__Task statement__. Where a line contains the string "JSON", copy that line.
:::::
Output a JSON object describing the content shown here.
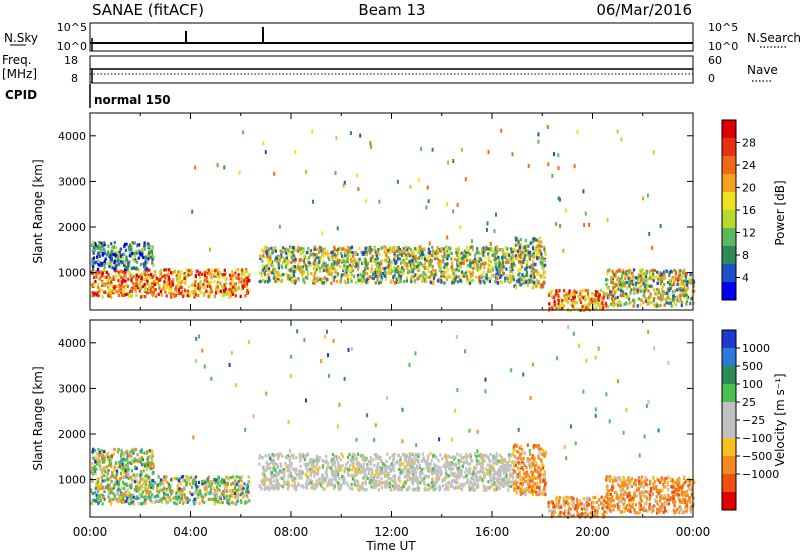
{
  "header": {
    "station": "SANAE (fitACF)",
    "beam": "Beam 13",
    "date": "06/Mar/2016"
  },
  "top_panels": {
    "nsky_label": "N.Sky",
    "nsky_ticks": [
      "10^5",
      "10^0"
    ],
    "nsearch_label": "N.Search",
    "nsearch_ticks": [
      "10^5",
      "10^0"
    ],
    "freq_label": "Freq.",
    "freq_unit": "[MHz]",
    "freq_ticks": [
      "18",
      "8"
    ],
    "nave_label": "Nave",
    "nave_ticks": [
      "60",
      "0"
    ],
    "cpid_label": "CPID",
    "cpid_value": "normal 150"
  },
  "x_axis": {
    "label": "Time UT",
    "ticks": [
      "00:00",
      "04:00",
      "08:00",
      "12:00",
      "16:00",
      "20:00",
      "00:00"
    ]
  },
  "colors": {
    "power": [
      "#0000ee",
      "#1e50c8",
      "#2e8b57",
      "#5cb85c",
      "#b8d830",
      "#f0e020",
      "#f5a020",
      "#ee6a18",
      "#e83010",
      "#dd0000"
    ],
    "velocity_pos": [
      "#1e3ad0",
      "#2a7adc",
      "#2e8b57",
      "#4cc050"
    ],
    "velocity_zero": "#c0c0c0",
    "velocity_neg": [
      "#f5c020",
      "#f58a20",
      "#ee5010",
      "#e00000"
    ]
  },
  "chart_data": [
    {
      "type": "heatmap",
      "quantity": "Power",
      "ylabel": "Slant Range [km]",
      "xlabel": "",
      "ylim": [
        180,
        4500
      ],
      "xlim": [
        0,
        24
      ],
      "yticks": [
        1000,
        2000,
        3000,
        4000
      ],
      "colorbar": {
        "label": "Power [dB]",
        "ticks": [
          "4",
          "8",
          "12",
          "16",
          "20",
          "24",
          "28"
        ]
      },
      "scatter_regions": [
        {
          "t0": 0.0,
          "t1": 6.3,
          "r0": 500,
          "r1": 1100,
          "level": "high"
        },
        {
          "t0": 0.0,
          "t1": 2.5,
          "r0": 1100,
          "r1": 1700,
          "level": "low"
        },
        {
          "t0": 6.7,
          "t1": 16.8,
          "r0": 800,
          "r1": 1600,
          "level": "mid"
        },
        {
          "t0": 16.8,
          "t1": 18.1,
          "r0": 700,
          "r1": 1800,
          "level": "mid"
        },
        {
          "t0": 18.2,
          "t1": 20.6,
          "r0": 200,
          "r1": 650,
          "level": "high"
        },
        {
          "t0": 20.5,
          "t1": 24.0,
          "r0": 300,
          "r1": 1100,
          "level": "mid"
        }
      ]
    },
    {
      "type": "heatmap",
      "quantity": "Velocity",
      "ylabel": "Slant Range [km]",
      "xlabel": "Time UT",
      "ylim": [
        180,
        4500
      ],
      "xlim": [
        0,
        24
      ],
      "yticks": [
        1000,
        2000,
        3000,
        4000
      ],
      "colorbar": {
        "label": "Velocity [m s⁻¹]",
        "ticks": [
          "1000",
          "500",
          "100",
          "25",
          "−25",
          "−100",
          "−500",
          "−1000"
        ]
      },
      "scatter_regions": [
        {
          "t0": 0.0,
          "t1": 6.3,
          "r0": 500,
          "r1": 1100,
          "level": "mixed"
        },
        {
          "t0": 0.0,
          "t1": 2.5,
          "r0": 1100,
          "r1": 1700,
          "level": "mixed"
        },
        {
          "t0": 6.7,
          "t1": 16.8,
          "r0": 800,
          "r1": 1600,
          "level": "zero"
        },
        {
          "t0": 16.8,
          "t1": 18.1,
          "r0": 700,
          "r1": 1800,
          "level": "neg"
        },
        {
          "t0": 18.2,
          "t1": 20.6,
          "r0": 200,
          "r1": 650,
          "level": "neg"
        },
        {
          "t0": 20.5,
          "t1": 24.0,
          "r0": 300,
          "r1": 1100,
          "level": "neg"
        }
      ]
    }
  ]
}
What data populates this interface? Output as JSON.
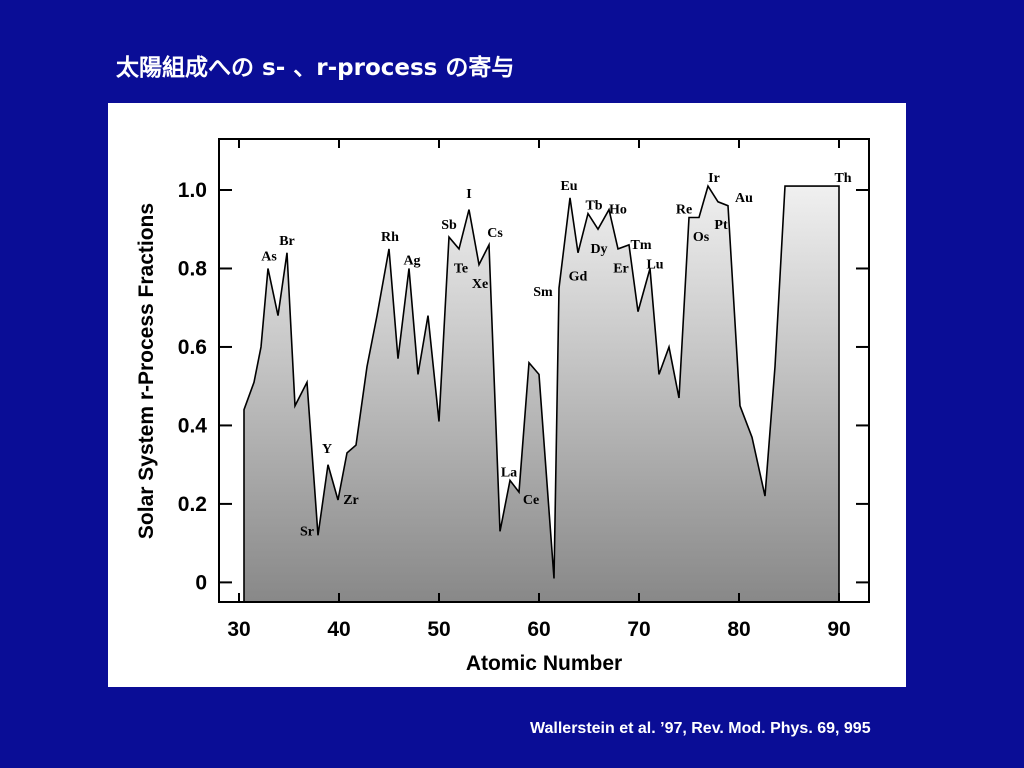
{
  "slide": {
    "title": "太陽組成への s- 、r-process の寄与",
    "citation": "Wallerstein et al. ’97, Rev. Mod. Phys. 69, 995"
  },
  "chart_data": {
    "type": "area",
    "title": "",
    "xlabel": "Atomic Number",
    "ylabel": "Solar System r-Process Fractions",
    "xlim": [
      28,
      93
    ],
    "ylim": [
      -0.05,
      1.13
    ],
    "xticks": [
      30,
      40,
      50,
      60,
      70,
      80,
      90
    ],
    "yticks": [
      0,
      0.2,
      0.4,
      0.6,
      0.8,
      1.0
    ],
    "ytick_labels": [
      "0",
      "0.2",
      "0.4",
      "0.6",
      "0.8",
      "1.0"
    ],
    "grid": false,
    "colors": {
      "fill_top": "#f0f0f0",
      "fill_bottom": "#888888",
      "line": "#000000"
    },
    "series": [
      {
        "x": [
          30.5,
          30.5,
          31.5,
          32.2,
          32.9,
          33.9,
          34.8,
          35.6,
          36.8,
          37.9,
          38.9,
          39.9,
          40.8,
          41.7,
          42.8,
          43.8,
          45.0,
          45.9,
          47.0,
          47.9,
          48.9,
          50.0,
          51.0,
          52.0,
          53.0,
          54.0,
          55.0,
          56.1,
          57.1,
          58.0,
          59.0,
          60.0,
          61.5,
          62.0,
          63.1,
          63.9,
          64.9,
          65.9,
          67.0,
          67.9,
          69.0,
          69.9,
          71.1,
          72.0,
          73.0,
          74.0,
          75.0,
          76.0,
          76.9,
          77.9,
          78.9,
          80.1,
          81.3,
          82.6,
          83.6,
          84.6,
          90.0,
          90.0
        ],
        "y": [
          -0.05,
          0.44,
          0.51,
          0.6,
          0.8,
          0.68,
          0.84,
          0.45,
          0.51,
          0.12,
          0.3,
          0.21,
          0.33,
          0.35,
          0.55,
          0.68,
          0.85,
          0.57,
          0.8,
          0.53,
          0.68,
          0.41,
          0.88,
          0.85,
          0.95,
          0.81,
          0.86,
          0.13,
          0.26,
          0.23,
          0.56,
          0.53,
          0.01,
          0.75,
          0.98,
          0.84,
          0.94,
          0.9,
          0.95,
          0.85,
          0.86,
          0.69,
          0.8,
          0.53,
          0.6,
          0.47,
          0.93,
          0.93,
          1.01,
          0.97,
          0.96,
          0.45,
          0.37,
          0.22,
          0.55,
          1.01,
          1.01,
          -0.05
        ]
      }
    ],
    "annotations": [
      {
        "text": "As",
        "x": 33.0,
        "y": 0.82
      },
      {
        "text": "Br",
        "x": 34.8,
        "y": 0.86
      },
      {
        "text": "Sr",
        "x": 36.8,
        "y": 0.12
      },
      {
        "text": "Y",
        "x": 38.8,
        "y": 0.33
      },
      {
        "text": "Zr",
        "x": 41.2,
        "y": 0.2
      },
      {
        "text": "Rh",
        "x": 45.1,
        "y": 0.87
      },
      {
        "text": "Ag",
        "x": 47.3,
        "y": 0.81
      },
      {
        "text": "Sb",
        "x": 51.0,
        "y": 0.9
      },
      {
        "text": "I",
        "x": 53.0,
        "y": 0.98
      },
      {
        "text": "Te",
        "x": 52.2,
        "y": 0.79
      },
      {
        "text": "Cs",
        "x": 55.6,
        "y": 0.88
      },
      {
        "text": "Xe",
        "x": 54.1,
        "y": 0.75
      },
      {
        "text": "La",
        "x": 57.0,
        "y": 0.27
      },
      {
        "text": "Ce",
        "x": 59.2,
        "y": 0.2
      },
      {
        "text": "Sm",
        "x": 60.4,
        "y": 0.73
      },
      {
        "text": "Eu",
        "x": 63.0,
        "y": 1.0
      },
      {
        "text": "Tb",
        "x": 65.5,
        "y": 0.95
      },
      {
        "text": "Ho",
        "x": 67.9,
        "y": 0.94
      },
      {
        "text": "Gd",
        "x": 63.9,
        "y": 0.77
      },
      {
        "text": "Dy",
        "x": 66.0,
        "y": 0.84
      },
      {
        "text": "Tm",
        "x": 70.2,
        "y": 0.85
      },
      {
        "text": "Er",
        "x": 68.2,
        "y": 0.79
      },
      {
        "text": "Lu",
        "x": 71.6,
        "y": 0.8
      },
      {
        "text": "Re",
        "x": 74.5,
        "y": 0.94
      },
      {
        "text": "Ir",
        "x": 77.5,
        "y": 1.02
      },
      {
        "text": "Au",
        "x": 80.5,
        "y": 0.97
      },
      {
        "text": "Pt",
        "x": 78.2,
        "y": 0.9
      },
      {
        "text": "Os",
        "x": 76.2,
        "y": 0.87
      },
      {
        "text": "Th",
        "x": 90.4,
        "y": 1.02
      }
    ]
  }
}
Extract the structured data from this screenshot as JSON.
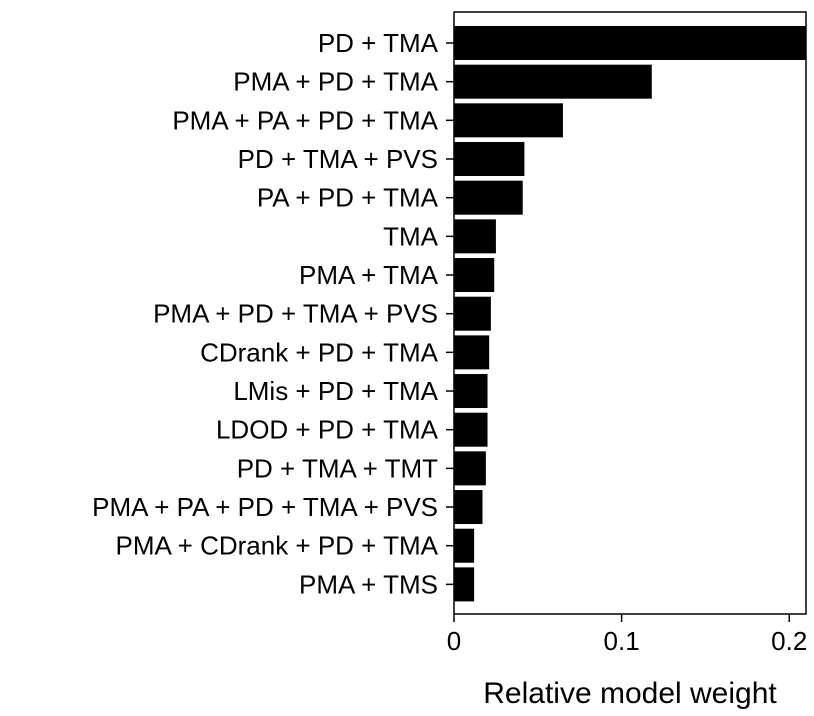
{
  "chart_data": {
    "type": "bar",
    "orientation": "horizontal",
    "categories": [
      "PD + TMA",
      "PMA + PD + TMA",
      "PMA + PA + PD + TMA",
      "PD + TMA + PVS",
      "PA + PD + TMA",
      "TMA",
      "PMA + TMA",
      "PMA + PD + TMA + PVS",
      "CDrank + PD + TMA",
      "LMis + PD + TMA",
      "LDOD + PD + TMA",
      "PD + TMA + TMT",
      "PMA + PA + PD + TMA + PVS",
      "PMA + CDrank + PD + TMA",
      "PMA + TMS"
    ],
    "values": [
      0.21,
      0.118,
      0.065,
      0.042,
      0.041,
      0.025,
      0.024,
      0.022,
      0.021,
      0.02,
      0.02,
      0.019,
      0.017,
      0.012,
      0.012
    ],
    "xlabel": "Relative model weight",
    "ylabel": "",
    "title": "",
    "xlim": [
      0,
      0.21
    ],
    "xticks": [
      0,
      0.1,
      0.2
    ],
    "xtick_labels": [
      "0",
      "0.1",
      "0.2"
    ],
    "bar_color": "#000000",
    "grid": false,
    "legend": "none"
  }
}
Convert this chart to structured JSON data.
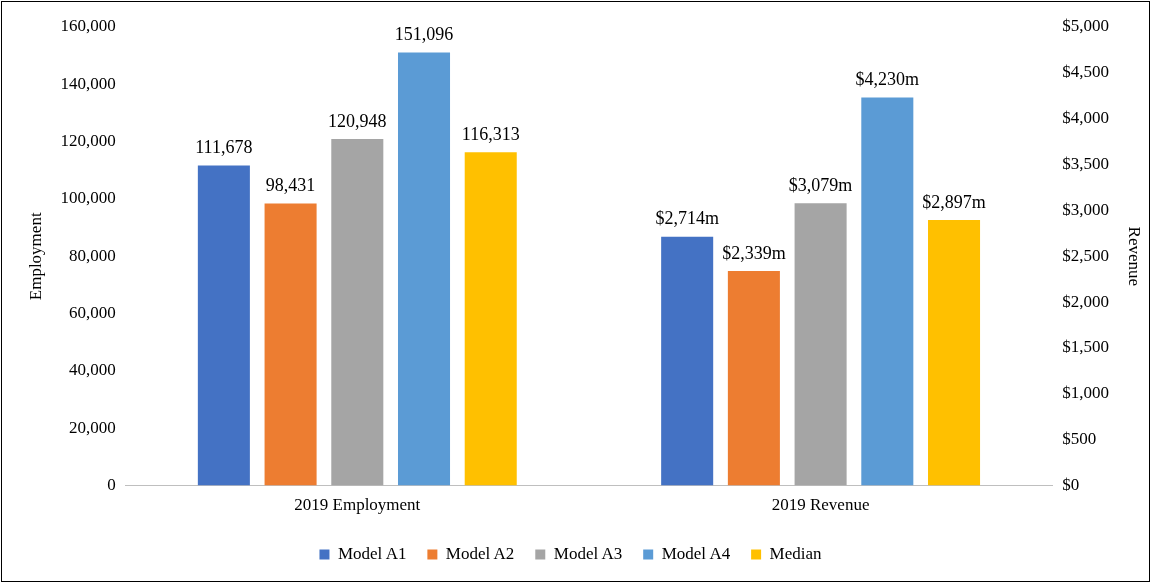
{
  "chart_data": {
    "type": "bar",
    "categories": [
      "2019 Employment",
      "2019 Revenue"
    ],
    "ylabel": "Employment",
    "y2label": "Revenue",
    "ylim": [
      0,
      160000
    ],
    "yticks": [
      {
        "value": 0,
        "label": "0"
      },
      {
        "value": 20000,
        "label": "20,000"
      },
      {
        "value": 40000,
        "label": "40,000"
      },
      {
        "value": 60000,
        "label": "60,000"
      },
      {
        "value": 80000,
        "label": "80,000"
      },
      {
        "value": 100000,
        "label": "100,000"
      },
      {
        "value": 120000,
        "label": "120,000"
      },
      {
        "value": 140000,
        "label": "140,000"
      },
      {
        "value": 160000,
        "label": "160,000"
      }
    ],
    "y2lim": [
      0,
      5000
    ],
    "y2ticks": [
      {
        "value": 0,
        "label": "$0"
      },
      {
        "value": 500,
        "label": "$500"
      },
      {
        "value": 1000,
        "label": "$1,000"
      },
      {
        "value": 1500,
        "label": "$1,500"
      },
      {
        "value": 2000,
        "label": "$2,000"
      },
      {
        "value": 2500,
        "label": "$2,500"
      },
      {
        "value": 3000,
        "label": "$3,000"
      },
      {
        "value": 3500,
        "label": "$3,500"
      },
      {
        "value": 4000,
        "label": "$4,000"
      },
      {
        "value": 4500,
        "label": "$4,500"
      },
      {
        "value": 5000,
        "label": "$5,000"
      }
    ],
    "grid": false,
    "legend": "bottom",
    "series": [
      {
        "name": "Model A1",
        "color": "#4472c4",
        "values": [
          111678,
          null
        ],
        "value_labels": [
          "111,678",
          null
        ]
      },
      {
        "name": "Model A2",
        "color": "#ed7d31",
        "values": [
          98431,
          null
        ],
        "value_labels": [
          "98,431",
          null
        ]
      },
      {
        "name": "Model A3",
        "color": "#a5a5a5",
        "values": [
          120948,
          null
        ],
        "value_labels": [
          "120,948",
          null
        ]
      },
      {
        "name": "Model A4",
        "color": "#5b9bd5",
        "values": [
          151096,
          null
        ],
        "value_labels": [
          "151,096",
          null
        ]
      },
      {
        "name": "Median",
        "color": "#ffc000",
        "values": [
          116313,
          null
        ],
        "value_labels": [
          "116,313",
          null
        ]
      },
      {
        "color": "#4472c4",
        "axis": "y2",
        "values": [
          null,
          2714
        ],
        "value_labels": [
          null,
          "$2,714m"
        ]
      },
      {
        "color": "#ed7d31",
        "axis": "y2",
        "values": [
          null,
          2339
        ],
        "value_labels": [
          null,
          "$2,339m"
        ]
      },
      {
        "color": "#a5a5a5",
        "axis": "y2",
        "values": [
          null,
          3079
        ],
        "value_labels": [
          null,
          "$3,079m"
        ]
      },
      {
        "color": "#5b9bd5",
        "axis": "y2",
        "values": [
          null,
          4230
        ],
        "value_labels": [
          null,
          "$4,230m"
        ]
      },
      {
        "color": "#ffc000",
        "axis": "y2",
        "values": [
          null,
          2897
        ],
        "value_labels": [
          null,
          "$2,897m"
        ]
      }
    ]
  }
}
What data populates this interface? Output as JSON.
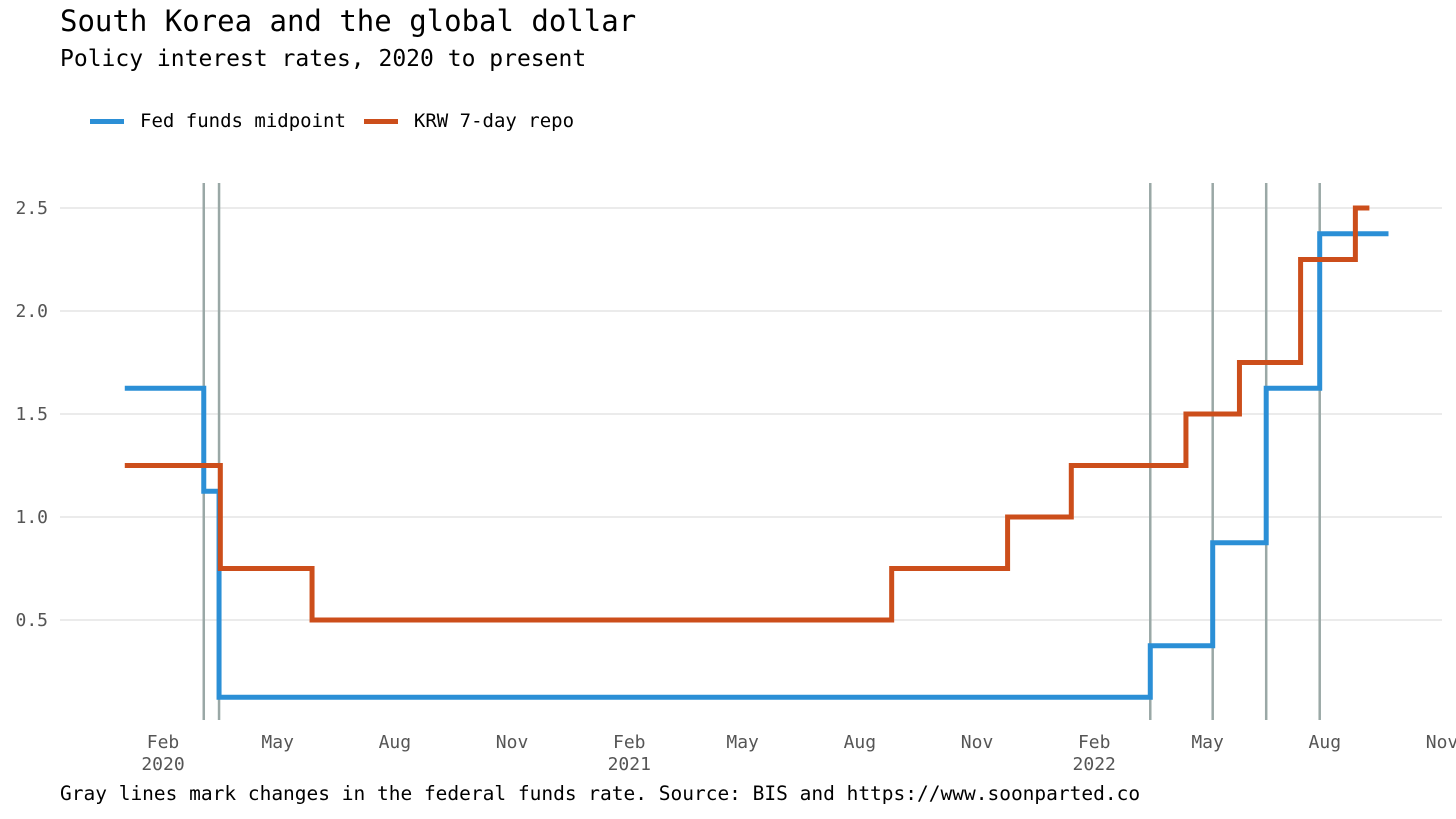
:::::
__Worked answer__.
Output a JSON object describing the content shown here.
What data populates this interface? Output as JSON.
Extract the structured data from this screenshot as JSON.
Convert this chart to structured JSON data.
What data populates this interface? Output as JSON.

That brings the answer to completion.